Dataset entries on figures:
○ ○ ○ ○

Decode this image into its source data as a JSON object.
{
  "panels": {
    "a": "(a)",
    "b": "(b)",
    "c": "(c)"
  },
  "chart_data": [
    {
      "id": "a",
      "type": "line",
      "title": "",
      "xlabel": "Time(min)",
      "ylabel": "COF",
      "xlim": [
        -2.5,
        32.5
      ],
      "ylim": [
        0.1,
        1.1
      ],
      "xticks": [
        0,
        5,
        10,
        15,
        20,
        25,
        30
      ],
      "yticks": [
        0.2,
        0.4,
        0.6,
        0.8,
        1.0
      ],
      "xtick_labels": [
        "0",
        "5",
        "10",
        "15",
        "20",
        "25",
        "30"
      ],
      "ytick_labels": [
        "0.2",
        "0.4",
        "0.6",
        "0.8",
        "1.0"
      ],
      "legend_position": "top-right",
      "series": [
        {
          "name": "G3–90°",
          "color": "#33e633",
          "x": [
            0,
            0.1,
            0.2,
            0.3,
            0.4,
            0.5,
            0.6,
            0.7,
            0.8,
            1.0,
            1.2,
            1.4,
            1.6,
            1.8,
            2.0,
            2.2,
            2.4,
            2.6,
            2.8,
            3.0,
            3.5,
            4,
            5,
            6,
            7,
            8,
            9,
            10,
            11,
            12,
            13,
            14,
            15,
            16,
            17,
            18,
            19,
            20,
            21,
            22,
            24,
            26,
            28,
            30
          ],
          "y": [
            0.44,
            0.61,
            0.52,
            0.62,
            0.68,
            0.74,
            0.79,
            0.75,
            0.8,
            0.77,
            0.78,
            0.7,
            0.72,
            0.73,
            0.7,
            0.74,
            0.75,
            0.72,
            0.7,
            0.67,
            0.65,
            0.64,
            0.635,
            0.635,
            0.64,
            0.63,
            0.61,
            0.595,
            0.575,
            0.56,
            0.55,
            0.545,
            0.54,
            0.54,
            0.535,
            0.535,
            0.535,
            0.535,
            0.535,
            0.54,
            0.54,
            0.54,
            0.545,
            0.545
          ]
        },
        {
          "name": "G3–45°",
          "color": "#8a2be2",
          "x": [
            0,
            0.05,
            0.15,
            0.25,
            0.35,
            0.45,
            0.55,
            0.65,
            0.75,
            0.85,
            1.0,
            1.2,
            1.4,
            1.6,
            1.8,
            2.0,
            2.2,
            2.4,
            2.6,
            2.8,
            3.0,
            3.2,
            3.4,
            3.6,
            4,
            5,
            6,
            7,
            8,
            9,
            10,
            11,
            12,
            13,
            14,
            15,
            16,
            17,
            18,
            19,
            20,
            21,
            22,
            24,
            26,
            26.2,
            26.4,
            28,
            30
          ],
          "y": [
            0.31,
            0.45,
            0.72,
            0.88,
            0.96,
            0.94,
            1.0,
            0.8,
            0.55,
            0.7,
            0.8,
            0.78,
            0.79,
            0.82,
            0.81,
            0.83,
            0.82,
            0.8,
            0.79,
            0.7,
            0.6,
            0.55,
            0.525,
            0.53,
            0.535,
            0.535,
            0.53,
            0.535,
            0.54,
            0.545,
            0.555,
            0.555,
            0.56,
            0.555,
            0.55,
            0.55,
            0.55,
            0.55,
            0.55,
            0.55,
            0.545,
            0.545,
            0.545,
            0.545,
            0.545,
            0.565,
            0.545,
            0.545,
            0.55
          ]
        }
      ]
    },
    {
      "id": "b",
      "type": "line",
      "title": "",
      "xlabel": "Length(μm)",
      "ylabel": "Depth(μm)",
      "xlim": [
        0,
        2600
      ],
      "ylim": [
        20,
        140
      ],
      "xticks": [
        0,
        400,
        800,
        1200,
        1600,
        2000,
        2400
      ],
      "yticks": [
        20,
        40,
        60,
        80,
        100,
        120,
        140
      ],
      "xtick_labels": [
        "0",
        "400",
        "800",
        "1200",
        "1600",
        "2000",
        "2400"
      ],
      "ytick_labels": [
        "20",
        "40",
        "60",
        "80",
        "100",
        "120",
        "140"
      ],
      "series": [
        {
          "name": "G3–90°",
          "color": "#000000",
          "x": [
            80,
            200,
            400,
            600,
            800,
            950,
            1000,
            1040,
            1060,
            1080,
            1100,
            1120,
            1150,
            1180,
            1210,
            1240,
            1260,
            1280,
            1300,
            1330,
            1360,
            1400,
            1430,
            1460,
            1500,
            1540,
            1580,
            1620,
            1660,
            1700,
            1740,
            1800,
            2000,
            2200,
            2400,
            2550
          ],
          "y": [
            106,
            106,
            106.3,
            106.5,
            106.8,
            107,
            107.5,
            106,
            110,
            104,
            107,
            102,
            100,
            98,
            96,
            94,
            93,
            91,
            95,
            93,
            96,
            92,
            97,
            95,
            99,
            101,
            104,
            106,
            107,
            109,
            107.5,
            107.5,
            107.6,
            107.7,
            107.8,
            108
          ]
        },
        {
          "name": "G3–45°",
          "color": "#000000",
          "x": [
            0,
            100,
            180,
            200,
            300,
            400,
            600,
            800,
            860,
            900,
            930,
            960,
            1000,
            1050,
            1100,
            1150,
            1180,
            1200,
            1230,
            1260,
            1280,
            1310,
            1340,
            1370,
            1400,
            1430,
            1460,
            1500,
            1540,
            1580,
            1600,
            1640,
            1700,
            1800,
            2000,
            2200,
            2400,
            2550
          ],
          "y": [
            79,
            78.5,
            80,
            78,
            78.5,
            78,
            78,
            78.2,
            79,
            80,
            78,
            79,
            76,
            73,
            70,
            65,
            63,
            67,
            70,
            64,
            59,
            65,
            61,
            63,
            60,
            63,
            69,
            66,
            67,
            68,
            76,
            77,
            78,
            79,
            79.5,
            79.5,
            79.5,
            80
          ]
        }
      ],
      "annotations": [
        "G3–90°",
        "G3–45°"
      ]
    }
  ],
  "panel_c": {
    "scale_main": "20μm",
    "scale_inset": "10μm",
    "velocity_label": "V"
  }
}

○ ○ ○ ○

● **DESCRIPTION OF THE TASK**
Write the data out again in full and exactly.

● **EXERCISE RESULT**
Decode this image into its source data as a JSON object.
{
  "panels": {
    "a": "(a)",
    "b": "(b)",
    "c": "(c)"
  },
  "chart_data": [
    {
      "id": "a",
      "type": "line",
      "title": "",
      "xlabel": "Time(min)",
      "ylabel": "COF",
      "xlim": [
        -2.5,
        32.5
      ],
      "ylim": [
        0.1,
        1.1
      ],
      "xticks": [
        0,
        5,
        10,
        15,
        20,
        25,
        30
      ],
      "yticks": [
        0.2,
        0.4,
        0.6,
        0.8,
        1.0
      ],
      "xtick_labels": [
        "0",
        "5",
        "10",
        "15",
        "20",
        "25",
        "30"
      ],
      "ytick_labels": [
        "0.2",
        "0.4",
        "0.6",
        "0.8",
        "1.0"
      ],
      "legend_position": "top-right",
      "series": [
        {
          "name": "G3–90°",
          "color": "#33e633",
          "x": [
            0,
            0.1,
            0.2,
            0.3,
            0.4,
            0.5,
            0.6,
            0.7,
            0.8,
            1.0,
            1.2,
            1.4,
            1.6,
            1.8,
            2.0,
            2.2,
            2.4,
            2.6,
            2.8,
            3.0,
            3.5,
            4,
            5,
            6,
            7,
            8,
            9,
            10,
            11,
            12,
            13,
            14,
            15,
            16,
            17,
            18,
            19,
            20,
            21,
            22,
            24,
            26,
            28,
            30
          ],
          "y": [
            0.44,
            0.61,
            0.52,
            0.62,
            0.68,
            0.74,
            0.79,
            0.75,
            0.8,
            0.77,
            0.78,
            0.7,
            0.72,
            0.73,
            0.7,
            0.74,
            0.75,
            0.72,
            0.7,
            0.67,
            0.65,
            0.64,
            0.635,
            0.635,
            0.64,
            0.63,
            0.61,
            0.595,
            0.575,
            0.56,
            0.55,
            0.545,
            0.54,
            0.54,
            0.535,
            0.535,
            0.535,
            0.535,
            0.535,
            0.54,
            0.54,
            0.54,
            0.545,
            0.545
          ]
        },
        {
          "name": "G3–45°",
          "color": "#8a2be2",
          "x": [
            0,
            0.05,
            0.15,
            0.25,
            0.35,
            0.45,
            0.55,
            0.65,
            0.75,
            0.85,
            1.0,
            1.2,
            1.4,
            1.6,
            1.8,
            2.0,
            2.2,
            2.4,
            2.6,
            2.8,
            3.0,
            3.2,
            3.4,
            3.6,
            4,
            5,
            6,
            7,
            8,
            9,
            10,
            11,
            12,
            13,
            14,
            15,
            16,
            17,
            18,
            19,
            20,
            21,
            22,
            24,
            26,
            26.2,
            26.4,
            28,
            30
          ],
          "y": [
            0.31,
            0.45,
            0.72,
            0.88,
            0.96,
            0.94,
            1.0,
            0.8,
            0.55,
            0.7,
            0.8,
            0.78,
            0.79,
            0.82,
            0.81,
            0.83,
            0.82,
            0.8,
            0.79,
            0.7,
            0.6,
            0.55,
            0.525,
            0.53,
            0.535,
            0.535,
            0.53,
            0.535,
            0.54,
            0.545,
            0.555,
            0.555,
            0.56,
            0.555,
            0.55,
            0.55,
            0.55,
            0.55,
            0.55,
            0.55,
            0.545,
            0.545,
            0.545,
            0.545,
            0.545,
            0.565,
            0.545,
            0.545,
            0.55
          ]
        }
      ]
    },
    {
      "id": "b",
      "type": "line",
      "title": "",
      "xlabel": "Length(μm)",
      "ylabel": "Depth(μm)",
      "xlim": [
        0,
        2600
      ],
      "ylim": [
        20,
        140
      ],
      "xticks": [
        0,
        400,
        800,
        1200,
        1600,
        2000,
        2400
      ],
      "yticks": [
        20,
        40,
        60,
        80,
        100,
        120,
        140
      ],
      "xtick_labels": [
        "0",
        "400",
        "800",
        "1200",
        "1600",
        "2000",
        "2400"
      ],
      "ytick_labels": [
        "20",
        "40",
        "60",
        "80",
        "100",
        "120",
        "140"
      ],
      "series": [
        {
          "name": "G3–90°",
          "color": "#000000",
          "x": [
            80,
            200,
            400,
            600,
            800,
            950,
            1000,
            1040,
            1060,
            1080,
            1100,
            1120,
            1150,
            1180,
            1210,
            1240,
            1260,
            1280,
            1300,
            1330,
            1360,
            1400,
            1430,
            1460,
            1500,
            1540,
            1580,
            1620,
            1660,
            1700,
            1740,
            1800,
            2000,
            2200,
            2400,
            2550
          ],
          "y": [
            106,
            106,
            106.3,
            106.5,
            106.8,
            107,
            107.5,
            106,
            110,
            104,
            107,
            102,
            100,
            98,
            96,
            94,
            93,
            91,
            95,
            93,
            96,
            92,
            97,
            95,
            99,
            101,
            104,
            106,
            107,
            109,
            107.5,
            107.5,
            107.6,
            107.7,
            107.8,
            108
          ]
        },
        {
          "name": "G3–45°",
          "color": "#000000",
          "x": [
            0,
            100,
            180,
            200,
            300,
            400,
            600,
            800,
            860,
            900,
            930,
            960,
            1000,
            1050,
            1100,
            1150,
            1180,
            1200,
            1230,
            1260,
            1280,
            1310,
            1340,
            1370,
            1400,
            1430,
            1460,
            1500,
            1540,
            1580,
            1600,
            1640,
            1700,
            1800,
            2000,
            2200,
            2400,
            2550
          ],
          "y": [
            79,
            78.5,
            80,
            78,
            78.5,
            78,
            78,
            78.2,
            79,
            80,
            78,
            79,
            76,
            73,
            70,
            65,
            63,
            67,
            70,
            64,
            59,
            65,
            61,
            63,
            60,
            63,
            69,
            66,
            67,
            68,
            76,
            77,
            78,
            79,
            79.5,
            79.5,
            79.5,
            80
          ]
        }
      ],
      "annotations": [
        "G3–90°",
        "G3–45°"
      ]
    }
  ],
  "panel_c": {
    "scale_main": "20μm",
    "scale_inset": "10μm",
    "velocity_label": "V"
  }
}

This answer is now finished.